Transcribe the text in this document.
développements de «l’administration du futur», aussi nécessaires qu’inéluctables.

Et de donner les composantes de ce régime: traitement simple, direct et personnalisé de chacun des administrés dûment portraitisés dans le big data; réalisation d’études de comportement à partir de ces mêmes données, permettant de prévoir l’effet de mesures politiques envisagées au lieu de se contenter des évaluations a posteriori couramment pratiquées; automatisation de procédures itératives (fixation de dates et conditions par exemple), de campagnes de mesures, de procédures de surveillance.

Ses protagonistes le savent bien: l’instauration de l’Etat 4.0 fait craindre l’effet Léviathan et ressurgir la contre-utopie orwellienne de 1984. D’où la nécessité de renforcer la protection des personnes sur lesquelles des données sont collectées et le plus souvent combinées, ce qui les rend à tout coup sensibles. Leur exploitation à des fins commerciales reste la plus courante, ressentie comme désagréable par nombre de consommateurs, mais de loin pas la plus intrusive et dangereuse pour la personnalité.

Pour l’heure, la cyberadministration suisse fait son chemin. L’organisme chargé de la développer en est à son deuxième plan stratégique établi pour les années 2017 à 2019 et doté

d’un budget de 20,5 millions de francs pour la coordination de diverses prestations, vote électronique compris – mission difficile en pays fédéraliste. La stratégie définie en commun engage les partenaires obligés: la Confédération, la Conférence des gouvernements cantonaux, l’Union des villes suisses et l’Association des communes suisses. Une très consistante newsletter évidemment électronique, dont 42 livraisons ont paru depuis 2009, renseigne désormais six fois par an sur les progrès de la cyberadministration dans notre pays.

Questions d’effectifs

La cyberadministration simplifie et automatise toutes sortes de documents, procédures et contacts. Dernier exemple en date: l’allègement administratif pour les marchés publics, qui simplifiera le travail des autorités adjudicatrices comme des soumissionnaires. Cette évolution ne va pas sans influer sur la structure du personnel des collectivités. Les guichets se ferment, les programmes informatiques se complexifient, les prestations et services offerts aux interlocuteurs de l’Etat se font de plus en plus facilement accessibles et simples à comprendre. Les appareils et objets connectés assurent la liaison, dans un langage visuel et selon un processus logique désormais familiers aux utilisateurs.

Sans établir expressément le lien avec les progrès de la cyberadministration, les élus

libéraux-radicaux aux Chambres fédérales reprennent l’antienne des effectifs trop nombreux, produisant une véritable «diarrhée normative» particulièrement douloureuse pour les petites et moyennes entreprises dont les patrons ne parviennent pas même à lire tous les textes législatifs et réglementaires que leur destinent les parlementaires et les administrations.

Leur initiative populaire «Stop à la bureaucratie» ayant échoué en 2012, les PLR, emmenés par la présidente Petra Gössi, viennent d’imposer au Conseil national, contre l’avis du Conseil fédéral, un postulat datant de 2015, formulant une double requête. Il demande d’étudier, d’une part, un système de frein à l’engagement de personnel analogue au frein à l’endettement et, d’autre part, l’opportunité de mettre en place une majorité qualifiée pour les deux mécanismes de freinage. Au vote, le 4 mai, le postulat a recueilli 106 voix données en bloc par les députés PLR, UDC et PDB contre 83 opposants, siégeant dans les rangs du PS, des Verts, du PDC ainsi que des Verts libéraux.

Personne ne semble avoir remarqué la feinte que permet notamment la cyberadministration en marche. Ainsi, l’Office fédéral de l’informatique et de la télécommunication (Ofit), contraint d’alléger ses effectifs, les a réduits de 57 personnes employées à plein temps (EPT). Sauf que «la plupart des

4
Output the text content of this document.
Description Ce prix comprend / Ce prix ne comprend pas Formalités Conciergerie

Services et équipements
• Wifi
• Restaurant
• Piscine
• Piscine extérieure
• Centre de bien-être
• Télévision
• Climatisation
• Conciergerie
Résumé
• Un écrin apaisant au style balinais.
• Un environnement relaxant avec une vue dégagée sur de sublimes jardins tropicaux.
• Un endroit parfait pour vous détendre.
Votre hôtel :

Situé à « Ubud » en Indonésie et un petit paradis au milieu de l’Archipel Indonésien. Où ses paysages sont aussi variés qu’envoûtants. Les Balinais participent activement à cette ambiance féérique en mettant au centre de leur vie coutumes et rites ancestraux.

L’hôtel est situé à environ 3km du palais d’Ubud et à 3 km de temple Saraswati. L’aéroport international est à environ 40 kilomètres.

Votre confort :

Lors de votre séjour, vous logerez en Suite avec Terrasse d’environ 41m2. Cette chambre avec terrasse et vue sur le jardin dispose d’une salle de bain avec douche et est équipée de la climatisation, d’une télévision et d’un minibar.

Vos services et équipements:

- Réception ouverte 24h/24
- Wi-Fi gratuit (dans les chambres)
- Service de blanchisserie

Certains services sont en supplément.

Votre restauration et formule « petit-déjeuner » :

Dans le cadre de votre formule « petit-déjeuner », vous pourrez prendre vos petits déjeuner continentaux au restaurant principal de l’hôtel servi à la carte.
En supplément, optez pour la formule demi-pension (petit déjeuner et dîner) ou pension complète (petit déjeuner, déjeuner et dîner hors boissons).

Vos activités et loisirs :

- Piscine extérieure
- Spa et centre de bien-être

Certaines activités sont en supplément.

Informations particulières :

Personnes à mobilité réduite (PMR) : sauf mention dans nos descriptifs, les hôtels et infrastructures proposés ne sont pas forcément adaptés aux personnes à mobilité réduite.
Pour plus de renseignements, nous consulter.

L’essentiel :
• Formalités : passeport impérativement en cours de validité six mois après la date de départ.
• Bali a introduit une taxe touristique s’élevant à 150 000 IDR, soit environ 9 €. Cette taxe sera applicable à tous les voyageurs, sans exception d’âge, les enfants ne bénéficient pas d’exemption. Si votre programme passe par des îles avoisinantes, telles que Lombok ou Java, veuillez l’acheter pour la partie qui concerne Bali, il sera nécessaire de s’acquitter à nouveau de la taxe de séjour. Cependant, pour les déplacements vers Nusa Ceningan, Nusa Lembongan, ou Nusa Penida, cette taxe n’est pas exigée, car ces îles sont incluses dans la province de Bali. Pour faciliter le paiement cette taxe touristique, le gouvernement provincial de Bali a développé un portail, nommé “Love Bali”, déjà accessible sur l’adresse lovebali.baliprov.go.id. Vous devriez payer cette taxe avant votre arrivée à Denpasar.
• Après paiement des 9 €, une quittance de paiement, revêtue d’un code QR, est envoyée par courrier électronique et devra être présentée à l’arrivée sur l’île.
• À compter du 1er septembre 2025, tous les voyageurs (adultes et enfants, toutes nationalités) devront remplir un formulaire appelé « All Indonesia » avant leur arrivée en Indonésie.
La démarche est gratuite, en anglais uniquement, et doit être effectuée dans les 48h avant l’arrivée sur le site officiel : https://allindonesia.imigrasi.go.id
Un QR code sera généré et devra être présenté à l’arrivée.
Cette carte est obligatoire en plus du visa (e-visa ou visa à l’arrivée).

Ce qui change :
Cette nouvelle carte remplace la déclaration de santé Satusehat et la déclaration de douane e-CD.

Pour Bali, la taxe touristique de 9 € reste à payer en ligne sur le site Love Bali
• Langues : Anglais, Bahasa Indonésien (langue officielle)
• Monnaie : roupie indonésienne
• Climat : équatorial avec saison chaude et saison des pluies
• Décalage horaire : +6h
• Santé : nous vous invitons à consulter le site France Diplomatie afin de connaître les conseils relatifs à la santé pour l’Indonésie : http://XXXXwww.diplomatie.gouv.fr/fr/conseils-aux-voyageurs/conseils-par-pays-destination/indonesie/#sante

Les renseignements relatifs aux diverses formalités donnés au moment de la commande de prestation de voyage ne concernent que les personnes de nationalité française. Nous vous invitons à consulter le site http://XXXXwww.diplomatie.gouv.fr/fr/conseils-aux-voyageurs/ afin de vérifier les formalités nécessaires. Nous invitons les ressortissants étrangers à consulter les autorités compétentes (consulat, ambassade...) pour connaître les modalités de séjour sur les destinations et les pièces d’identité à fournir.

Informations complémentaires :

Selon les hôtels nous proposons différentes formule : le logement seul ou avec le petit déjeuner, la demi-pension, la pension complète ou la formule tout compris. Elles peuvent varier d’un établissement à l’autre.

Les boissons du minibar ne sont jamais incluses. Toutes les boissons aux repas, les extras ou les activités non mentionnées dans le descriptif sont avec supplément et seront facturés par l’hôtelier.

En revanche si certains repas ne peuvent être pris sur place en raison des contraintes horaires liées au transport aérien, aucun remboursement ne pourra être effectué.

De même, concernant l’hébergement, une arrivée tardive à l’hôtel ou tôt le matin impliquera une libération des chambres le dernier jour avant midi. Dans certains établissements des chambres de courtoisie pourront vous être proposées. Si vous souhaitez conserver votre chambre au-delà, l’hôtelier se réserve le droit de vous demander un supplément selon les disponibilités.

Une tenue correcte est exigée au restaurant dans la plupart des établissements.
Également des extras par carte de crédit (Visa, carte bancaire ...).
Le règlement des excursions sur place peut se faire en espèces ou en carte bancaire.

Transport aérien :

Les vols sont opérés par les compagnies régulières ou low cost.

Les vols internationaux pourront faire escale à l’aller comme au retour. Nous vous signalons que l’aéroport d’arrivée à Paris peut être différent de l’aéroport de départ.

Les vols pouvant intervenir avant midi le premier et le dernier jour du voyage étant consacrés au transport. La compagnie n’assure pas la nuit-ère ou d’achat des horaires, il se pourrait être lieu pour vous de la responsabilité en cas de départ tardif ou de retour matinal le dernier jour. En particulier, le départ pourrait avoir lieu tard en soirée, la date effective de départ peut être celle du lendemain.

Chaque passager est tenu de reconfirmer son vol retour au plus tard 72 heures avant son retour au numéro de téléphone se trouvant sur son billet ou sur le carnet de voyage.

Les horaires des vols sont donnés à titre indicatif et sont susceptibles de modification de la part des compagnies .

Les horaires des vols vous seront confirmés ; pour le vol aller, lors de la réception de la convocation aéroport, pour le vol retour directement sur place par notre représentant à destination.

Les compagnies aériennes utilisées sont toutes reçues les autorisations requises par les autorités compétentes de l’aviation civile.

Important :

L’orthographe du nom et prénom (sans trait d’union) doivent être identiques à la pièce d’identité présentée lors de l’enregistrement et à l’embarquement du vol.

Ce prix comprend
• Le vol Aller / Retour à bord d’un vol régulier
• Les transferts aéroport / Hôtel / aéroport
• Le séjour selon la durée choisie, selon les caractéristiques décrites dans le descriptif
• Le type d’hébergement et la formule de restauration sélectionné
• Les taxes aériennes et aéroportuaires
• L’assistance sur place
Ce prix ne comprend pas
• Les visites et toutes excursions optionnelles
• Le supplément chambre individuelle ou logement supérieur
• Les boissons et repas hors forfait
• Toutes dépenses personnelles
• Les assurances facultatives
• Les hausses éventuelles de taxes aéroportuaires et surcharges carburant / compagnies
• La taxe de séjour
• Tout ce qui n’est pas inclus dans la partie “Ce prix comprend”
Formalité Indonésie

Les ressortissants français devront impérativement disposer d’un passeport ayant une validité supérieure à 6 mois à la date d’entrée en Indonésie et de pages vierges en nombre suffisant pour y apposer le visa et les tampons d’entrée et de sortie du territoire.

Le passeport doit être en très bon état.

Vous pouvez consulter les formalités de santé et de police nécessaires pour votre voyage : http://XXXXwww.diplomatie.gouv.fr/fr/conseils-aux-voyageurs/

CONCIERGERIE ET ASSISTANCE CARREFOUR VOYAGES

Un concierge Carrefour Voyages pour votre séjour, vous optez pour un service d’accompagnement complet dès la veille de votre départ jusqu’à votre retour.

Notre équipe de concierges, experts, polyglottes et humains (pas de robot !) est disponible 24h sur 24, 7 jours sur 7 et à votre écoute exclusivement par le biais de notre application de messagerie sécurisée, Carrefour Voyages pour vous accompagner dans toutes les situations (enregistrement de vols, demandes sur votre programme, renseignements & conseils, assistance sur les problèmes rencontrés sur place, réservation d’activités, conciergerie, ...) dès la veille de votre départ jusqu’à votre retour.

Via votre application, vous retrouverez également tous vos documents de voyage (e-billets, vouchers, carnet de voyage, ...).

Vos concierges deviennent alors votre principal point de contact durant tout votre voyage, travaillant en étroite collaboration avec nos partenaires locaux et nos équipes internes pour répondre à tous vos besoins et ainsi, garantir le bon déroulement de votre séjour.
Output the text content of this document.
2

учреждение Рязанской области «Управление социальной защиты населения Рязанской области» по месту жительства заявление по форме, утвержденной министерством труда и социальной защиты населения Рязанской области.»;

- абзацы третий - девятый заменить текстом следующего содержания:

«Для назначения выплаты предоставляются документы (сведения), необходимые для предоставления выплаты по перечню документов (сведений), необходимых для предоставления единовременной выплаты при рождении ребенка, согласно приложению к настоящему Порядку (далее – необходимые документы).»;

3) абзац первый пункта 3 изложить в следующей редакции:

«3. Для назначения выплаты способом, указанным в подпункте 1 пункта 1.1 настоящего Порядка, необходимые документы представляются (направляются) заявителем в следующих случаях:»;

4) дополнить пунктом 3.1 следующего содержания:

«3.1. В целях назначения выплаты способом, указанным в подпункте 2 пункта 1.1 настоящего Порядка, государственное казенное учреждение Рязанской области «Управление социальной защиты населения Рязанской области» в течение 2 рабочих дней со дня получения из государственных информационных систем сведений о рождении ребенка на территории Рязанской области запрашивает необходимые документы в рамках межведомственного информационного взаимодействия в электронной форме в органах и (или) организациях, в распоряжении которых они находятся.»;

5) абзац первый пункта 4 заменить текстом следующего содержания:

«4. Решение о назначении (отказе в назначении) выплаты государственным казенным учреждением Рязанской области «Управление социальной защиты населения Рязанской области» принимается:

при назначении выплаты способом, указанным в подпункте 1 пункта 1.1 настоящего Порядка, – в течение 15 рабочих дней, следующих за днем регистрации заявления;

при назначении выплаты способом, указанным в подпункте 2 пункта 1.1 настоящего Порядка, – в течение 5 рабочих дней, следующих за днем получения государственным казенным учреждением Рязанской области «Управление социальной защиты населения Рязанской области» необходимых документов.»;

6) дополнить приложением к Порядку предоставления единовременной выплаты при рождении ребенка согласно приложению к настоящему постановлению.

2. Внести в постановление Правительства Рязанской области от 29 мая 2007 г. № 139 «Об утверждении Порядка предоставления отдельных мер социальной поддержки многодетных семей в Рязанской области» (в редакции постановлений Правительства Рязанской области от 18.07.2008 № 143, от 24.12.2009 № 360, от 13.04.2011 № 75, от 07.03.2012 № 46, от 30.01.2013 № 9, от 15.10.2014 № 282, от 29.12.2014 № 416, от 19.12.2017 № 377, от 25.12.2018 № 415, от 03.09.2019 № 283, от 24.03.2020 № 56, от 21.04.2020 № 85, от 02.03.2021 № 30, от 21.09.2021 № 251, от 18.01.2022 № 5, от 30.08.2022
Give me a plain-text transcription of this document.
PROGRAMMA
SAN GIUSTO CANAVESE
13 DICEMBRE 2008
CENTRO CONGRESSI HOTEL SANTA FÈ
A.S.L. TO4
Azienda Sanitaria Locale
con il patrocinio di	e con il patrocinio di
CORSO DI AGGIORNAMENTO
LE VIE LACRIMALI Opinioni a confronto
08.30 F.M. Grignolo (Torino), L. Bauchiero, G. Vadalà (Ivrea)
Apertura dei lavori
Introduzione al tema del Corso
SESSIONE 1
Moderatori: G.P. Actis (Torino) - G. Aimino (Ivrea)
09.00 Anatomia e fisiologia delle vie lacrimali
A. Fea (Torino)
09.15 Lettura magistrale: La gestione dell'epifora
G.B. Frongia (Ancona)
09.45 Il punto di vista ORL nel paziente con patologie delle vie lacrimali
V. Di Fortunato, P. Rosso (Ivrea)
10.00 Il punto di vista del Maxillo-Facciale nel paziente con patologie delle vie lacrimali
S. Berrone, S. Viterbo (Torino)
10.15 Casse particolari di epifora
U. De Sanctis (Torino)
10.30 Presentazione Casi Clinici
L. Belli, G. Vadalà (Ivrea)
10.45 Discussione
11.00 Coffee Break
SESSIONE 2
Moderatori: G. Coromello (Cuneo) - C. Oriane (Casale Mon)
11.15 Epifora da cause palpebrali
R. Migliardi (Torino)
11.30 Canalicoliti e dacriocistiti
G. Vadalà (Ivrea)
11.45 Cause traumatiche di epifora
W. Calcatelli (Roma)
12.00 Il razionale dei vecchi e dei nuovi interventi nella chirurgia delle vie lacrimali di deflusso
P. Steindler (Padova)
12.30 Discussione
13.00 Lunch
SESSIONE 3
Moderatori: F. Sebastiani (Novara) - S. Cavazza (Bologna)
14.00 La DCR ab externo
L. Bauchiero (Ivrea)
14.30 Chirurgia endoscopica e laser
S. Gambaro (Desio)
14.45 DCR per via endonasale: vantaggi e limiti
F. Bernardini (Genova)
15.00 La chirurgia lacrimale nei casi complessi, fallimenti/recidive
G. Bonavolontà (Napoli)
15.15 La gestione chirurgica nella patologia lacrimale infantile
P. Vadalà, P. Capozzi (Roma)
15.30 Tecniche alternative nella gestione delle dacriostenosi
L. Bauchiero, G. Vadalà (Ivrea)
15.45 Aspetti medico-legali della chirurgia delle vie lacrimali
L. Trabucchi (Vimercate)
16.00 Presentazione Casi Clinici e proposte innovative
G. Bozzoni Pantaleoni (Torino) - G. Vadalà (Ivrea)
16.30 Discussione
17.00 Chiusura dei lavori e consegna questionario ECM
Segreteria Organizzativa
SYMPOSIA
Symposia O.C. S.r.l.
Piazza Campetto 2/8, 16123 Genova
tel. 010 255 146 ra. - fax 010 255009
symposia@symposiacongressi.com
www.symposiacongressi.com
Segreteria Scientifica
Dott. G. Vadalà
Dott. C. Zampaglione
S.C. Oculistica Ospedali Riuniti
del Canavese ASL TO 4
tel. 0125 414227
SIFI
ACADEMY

----------

*Required task*: Return all lines containing the word "Piscine".

*Exercise output*:
• Piscine
• Piscine extérieure
- Piscine extérieure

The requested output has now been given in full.